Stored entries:
• • • • • • •

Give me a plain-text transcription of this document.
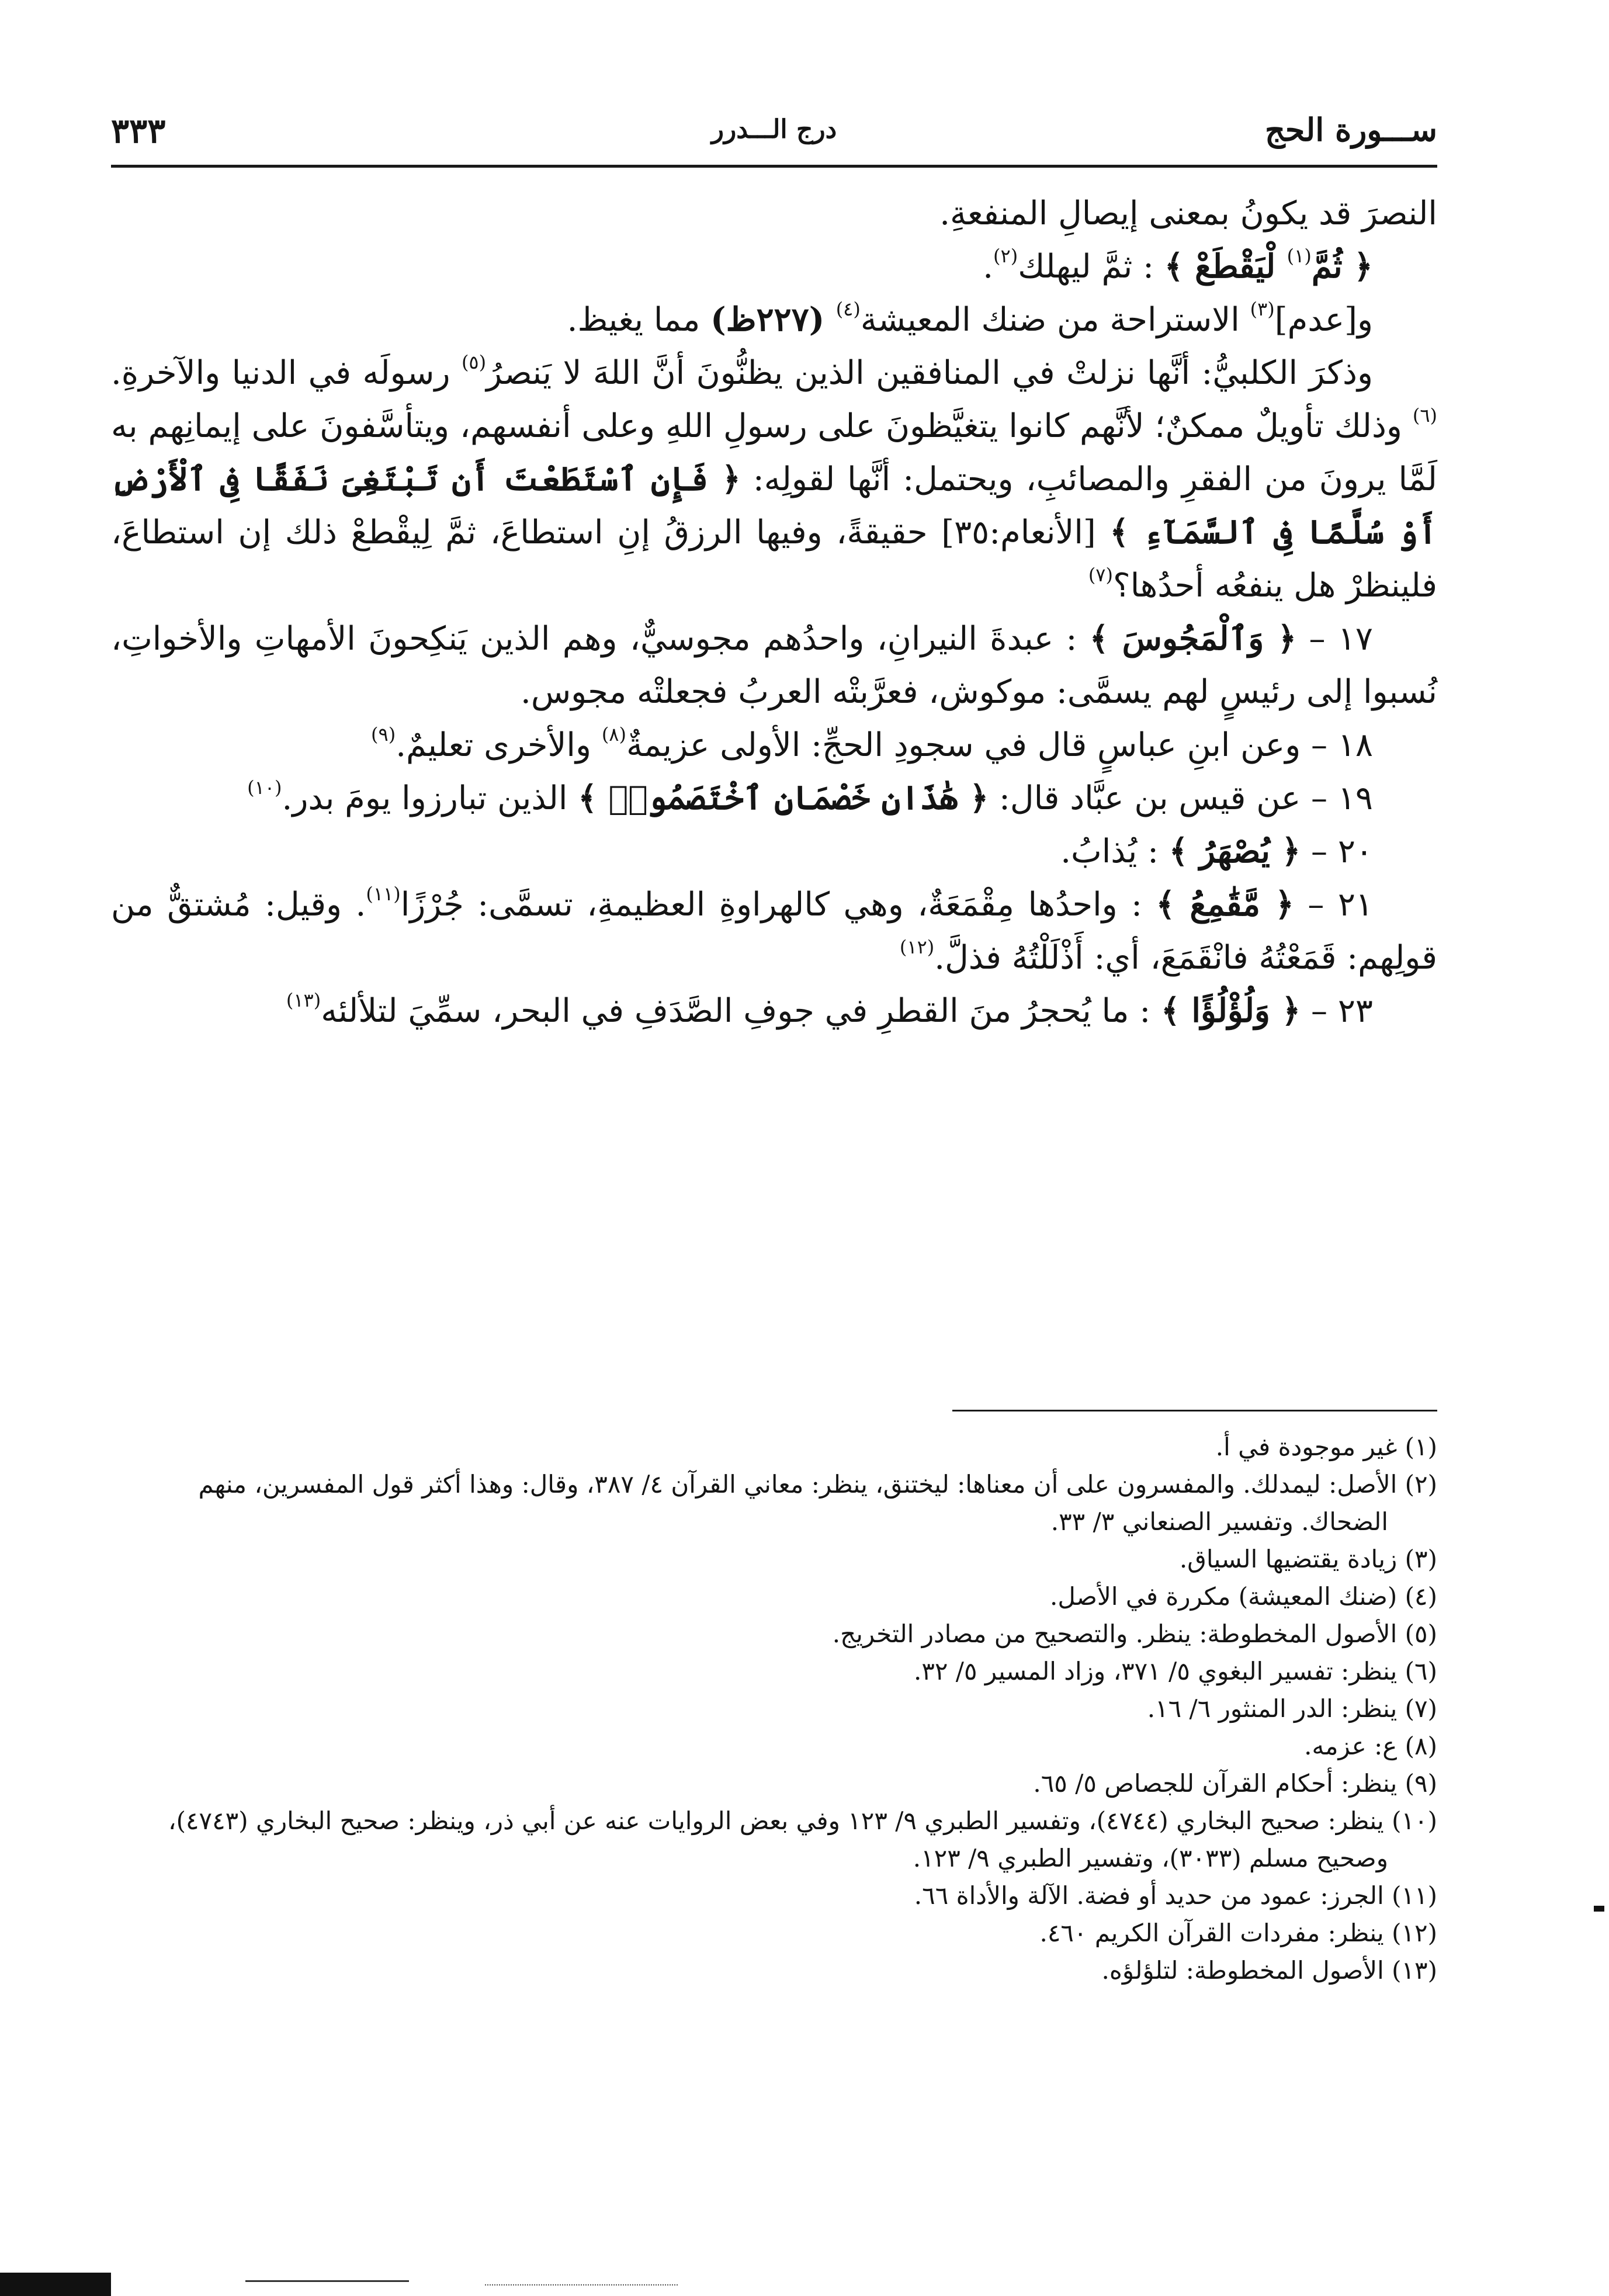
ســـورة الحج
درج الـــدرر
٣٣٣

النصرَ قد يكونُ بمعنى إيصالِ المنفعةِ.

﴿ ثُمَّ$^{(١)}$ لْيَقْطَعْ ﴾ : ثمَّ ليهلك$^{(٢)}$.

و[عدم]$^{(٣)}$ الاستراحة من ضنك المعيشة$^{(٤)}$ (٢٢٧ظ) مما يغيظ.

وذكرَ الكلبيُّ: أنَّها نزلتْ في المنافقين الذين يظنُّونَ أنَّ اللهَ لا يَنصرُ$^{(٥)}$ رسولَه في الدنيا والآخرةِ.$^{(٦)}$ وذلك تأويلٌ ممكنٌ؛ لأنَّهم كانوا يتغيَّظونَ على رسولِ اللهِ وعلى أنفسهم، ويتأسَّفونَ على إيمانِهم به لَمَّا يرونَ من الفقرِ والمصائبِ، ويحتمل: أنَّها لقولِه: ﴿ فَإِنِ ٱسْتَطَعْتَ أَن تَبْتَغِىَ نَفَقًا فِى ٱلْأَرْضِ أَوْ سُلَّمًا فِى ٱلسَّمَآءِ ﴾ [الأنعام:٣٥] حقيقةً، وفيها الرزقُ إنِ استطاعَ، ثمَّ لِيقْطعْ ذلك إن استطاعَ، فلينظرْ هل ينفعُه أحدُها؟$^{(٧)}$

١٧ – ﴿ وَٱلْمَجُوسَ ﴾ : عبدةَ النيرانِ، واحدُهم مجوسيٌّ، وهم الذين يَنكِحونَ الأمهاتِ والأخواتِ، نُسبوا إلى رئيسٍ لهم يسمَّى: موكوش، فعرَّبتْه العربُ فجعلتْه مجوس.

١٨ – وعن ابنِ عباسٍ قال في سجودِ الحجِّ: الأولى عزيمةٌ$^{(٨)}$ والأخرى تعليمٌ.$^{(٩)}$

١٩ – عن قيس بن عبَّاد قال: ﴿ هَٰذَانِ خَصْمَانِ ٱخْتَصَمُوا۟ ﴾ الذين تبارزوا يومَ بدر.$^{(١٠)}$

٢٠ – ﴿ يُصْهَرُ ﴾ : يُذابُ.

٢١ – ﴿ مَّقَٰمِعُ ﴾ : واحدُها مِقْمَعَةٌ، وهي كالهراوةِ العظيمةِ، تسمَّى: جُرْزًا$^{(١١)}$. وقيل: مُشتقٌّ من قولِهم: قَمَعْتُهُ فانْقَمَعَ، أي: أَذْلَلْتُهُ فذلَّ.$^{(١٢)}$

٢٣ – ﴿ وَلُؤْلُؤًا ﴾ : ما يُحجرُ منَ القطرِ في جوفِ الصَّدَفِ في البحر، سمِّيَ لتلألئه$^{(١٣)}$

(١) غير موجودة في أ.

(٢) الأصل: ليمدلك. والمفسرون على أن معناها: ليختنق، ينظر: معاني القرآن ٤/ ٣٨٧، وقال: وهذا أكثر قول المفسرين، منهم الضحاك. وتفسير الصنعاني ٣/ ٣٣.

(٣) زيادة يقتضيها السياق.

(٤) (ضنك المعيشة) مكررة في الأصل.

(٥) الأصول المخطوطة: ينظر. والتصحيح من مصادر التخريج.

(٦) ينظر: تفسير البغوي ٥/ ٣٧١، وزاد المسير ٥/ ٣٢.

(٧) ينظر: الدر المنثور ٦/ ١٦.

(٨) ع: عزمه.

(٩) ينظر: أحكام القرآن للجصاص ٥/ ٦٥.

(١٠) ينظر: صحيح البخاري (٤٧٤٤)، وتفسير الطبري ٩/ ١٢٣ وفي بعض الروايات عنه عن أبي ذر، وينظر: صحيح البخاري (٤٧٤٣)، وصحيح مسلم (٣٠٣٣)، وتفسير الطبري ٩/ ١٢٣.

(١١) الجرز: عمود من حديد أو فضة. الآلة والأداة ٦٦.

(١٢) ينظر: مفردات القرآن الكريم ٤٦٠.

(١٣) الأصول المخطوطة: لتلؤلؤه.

• • • • • • •

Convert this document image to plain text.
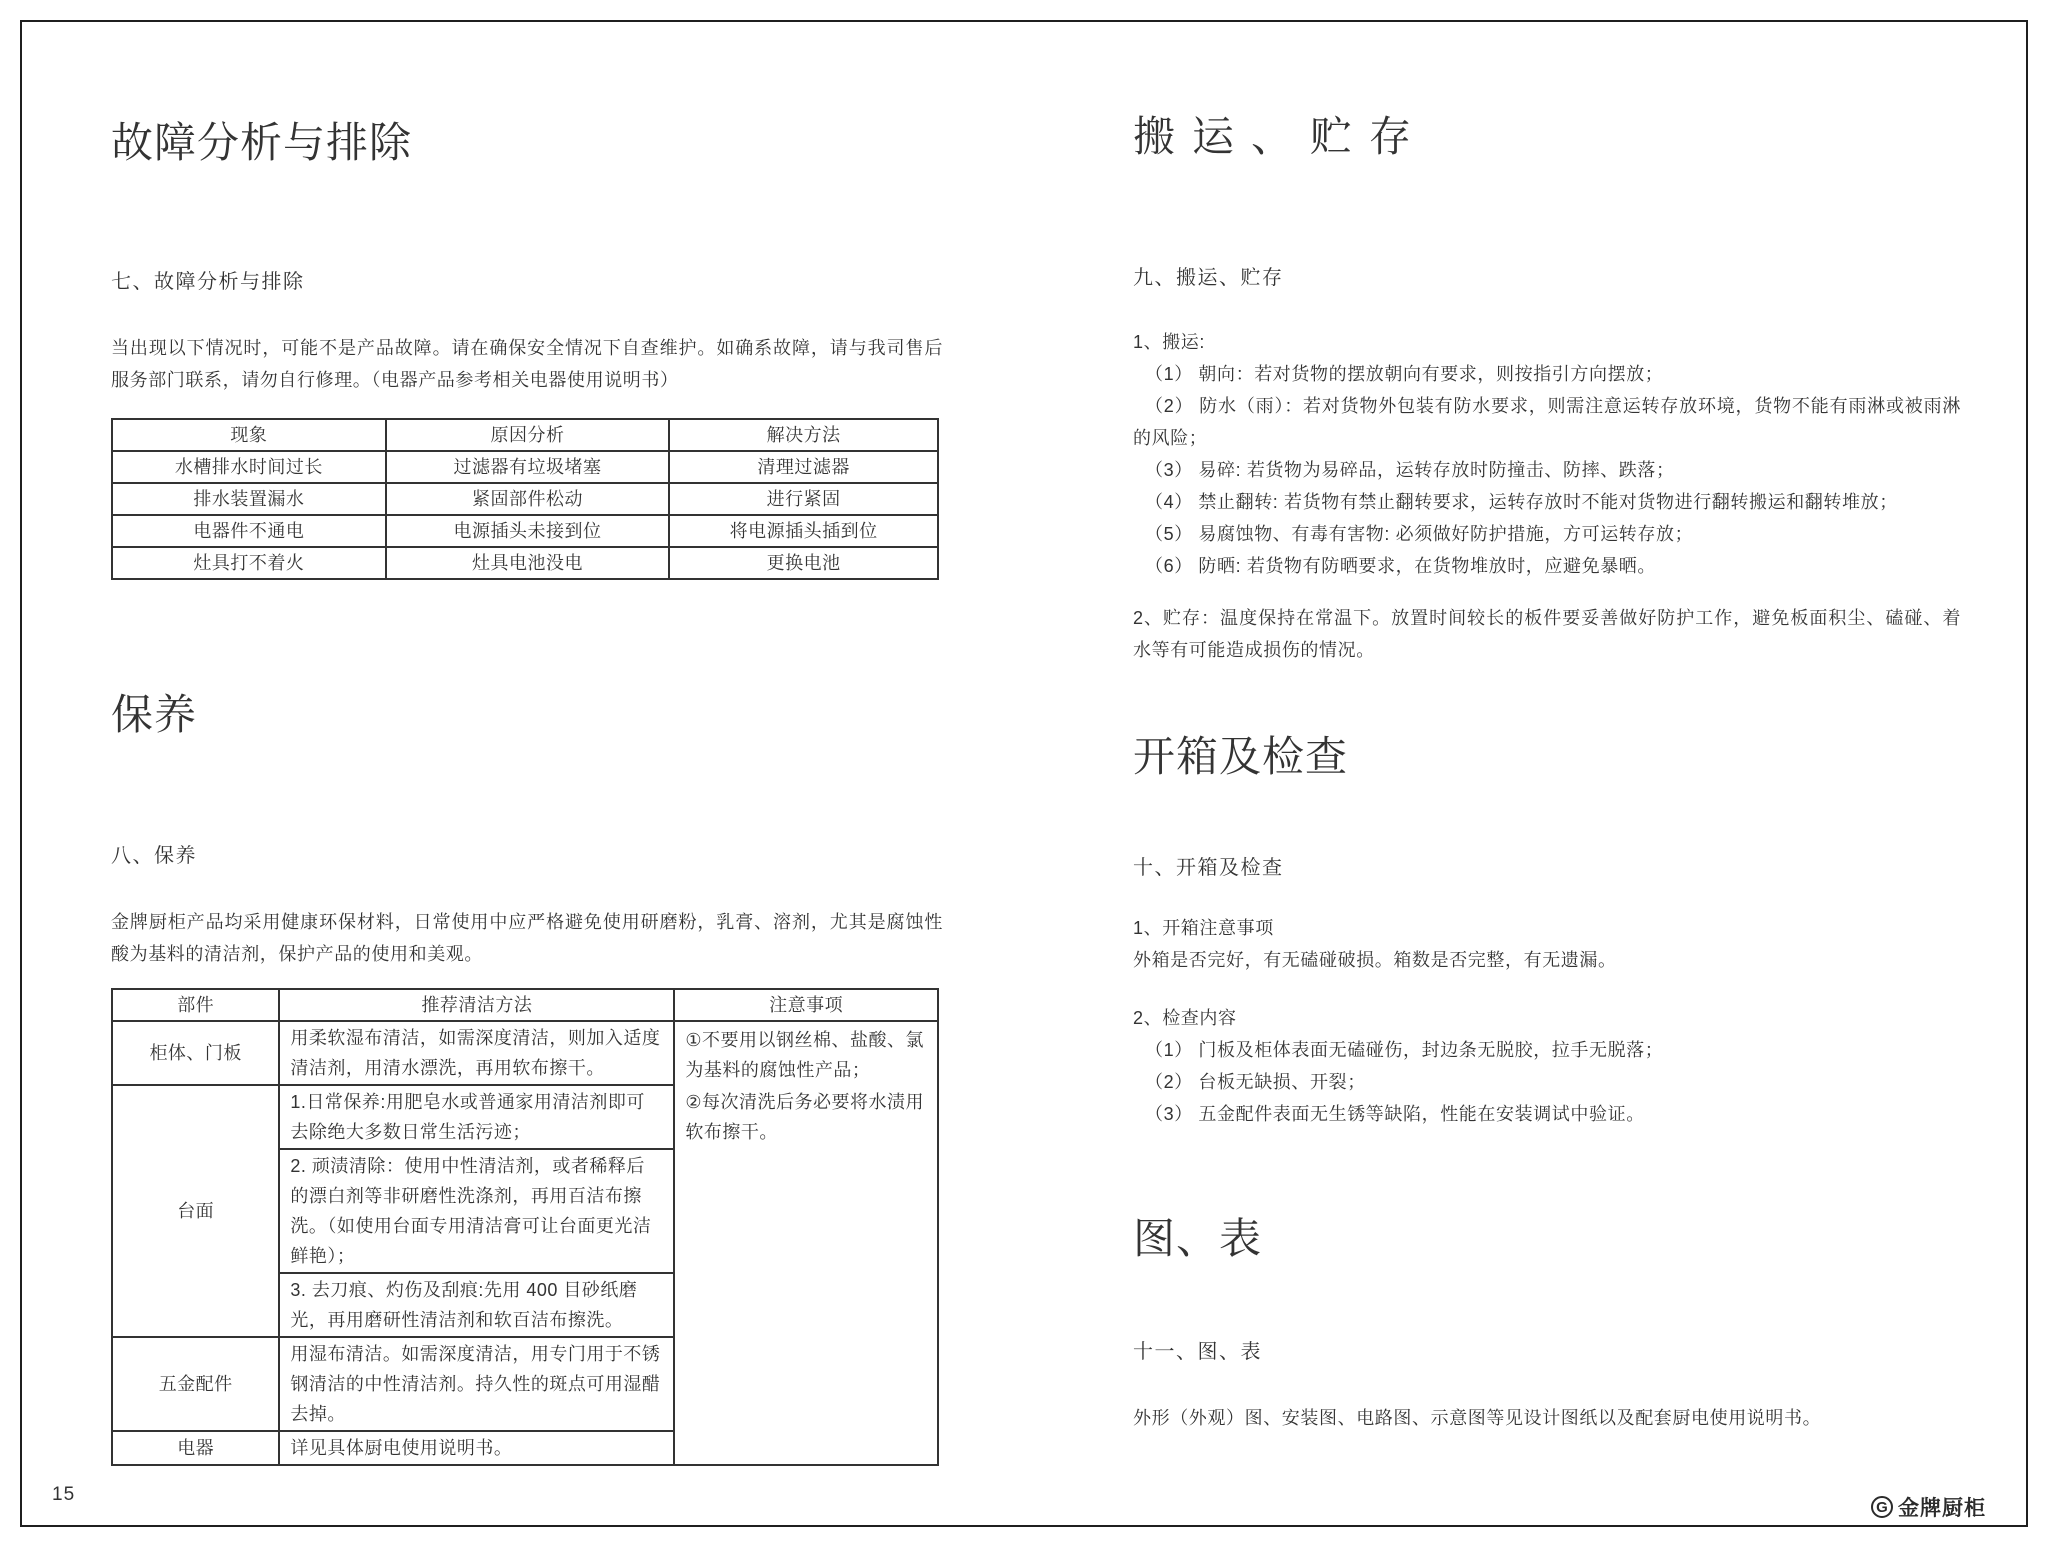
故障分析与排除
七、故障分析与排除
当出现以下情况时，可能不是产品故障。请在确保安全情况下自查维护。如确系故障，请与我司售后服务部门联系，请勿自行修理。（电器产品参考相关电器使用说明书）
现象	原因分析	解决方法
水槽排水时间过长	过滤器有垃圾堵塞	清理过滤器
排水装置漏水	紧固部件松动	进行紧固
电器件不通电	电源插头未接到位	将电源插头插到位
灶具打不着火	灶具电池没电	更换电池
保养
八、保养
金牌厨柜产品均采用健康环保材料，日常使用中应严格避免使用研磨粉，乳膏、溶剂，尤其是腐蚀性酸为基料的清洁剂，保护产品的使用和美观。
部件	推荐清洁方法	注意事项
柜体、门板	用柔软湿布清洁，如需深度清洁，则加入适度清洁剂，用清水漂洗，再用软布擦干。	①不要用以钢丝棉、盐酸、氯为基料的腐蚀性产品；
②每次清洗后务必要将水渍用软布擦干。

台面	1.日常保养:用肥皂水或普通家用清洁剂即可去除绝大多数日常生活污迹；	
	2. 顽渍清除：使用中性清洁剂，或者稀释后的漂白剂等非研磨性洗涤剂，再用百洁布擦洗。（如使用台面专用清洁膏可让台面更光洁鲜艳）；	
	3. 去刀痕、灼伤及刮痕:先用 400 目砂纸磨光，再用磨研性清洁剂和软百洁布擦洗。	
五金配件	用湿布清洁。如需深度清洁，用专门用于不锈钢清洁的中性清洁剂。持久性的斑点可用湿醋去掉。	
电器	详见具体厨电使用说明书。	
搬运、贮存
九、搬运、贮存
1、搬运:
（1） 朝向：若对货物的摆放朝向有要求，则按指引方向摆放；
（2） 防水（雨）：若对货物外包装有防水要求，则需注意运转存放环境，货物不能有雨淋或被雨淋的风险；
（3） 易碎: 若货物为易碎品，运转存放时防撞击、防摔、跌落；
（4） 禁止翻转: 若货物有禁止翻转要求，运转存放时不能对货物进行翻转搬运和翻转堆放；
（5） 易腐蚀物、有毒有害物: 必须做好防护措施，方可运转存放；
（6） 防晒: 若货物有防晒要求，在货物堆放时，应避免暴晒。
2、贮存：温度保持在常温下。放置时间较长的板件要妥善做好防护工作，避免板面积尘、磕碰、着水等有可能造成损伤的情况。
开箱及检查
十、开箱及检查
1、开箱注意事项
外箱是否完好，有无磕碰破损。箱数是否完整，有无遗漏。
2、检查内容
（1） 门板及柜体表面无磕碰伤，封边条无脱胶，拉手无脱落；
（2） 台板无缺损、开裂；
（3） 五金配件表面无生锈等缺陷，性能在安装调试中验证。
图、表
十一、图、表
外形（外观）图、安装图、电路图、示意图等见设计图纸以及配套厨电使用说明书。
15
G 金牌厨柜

• • • • • • •

Challenge: Pull out every line holding "plain" from the records above, and copy it.

Exercise response:
Give me a plain-text transcription of this document.
Convert this document image to plain text.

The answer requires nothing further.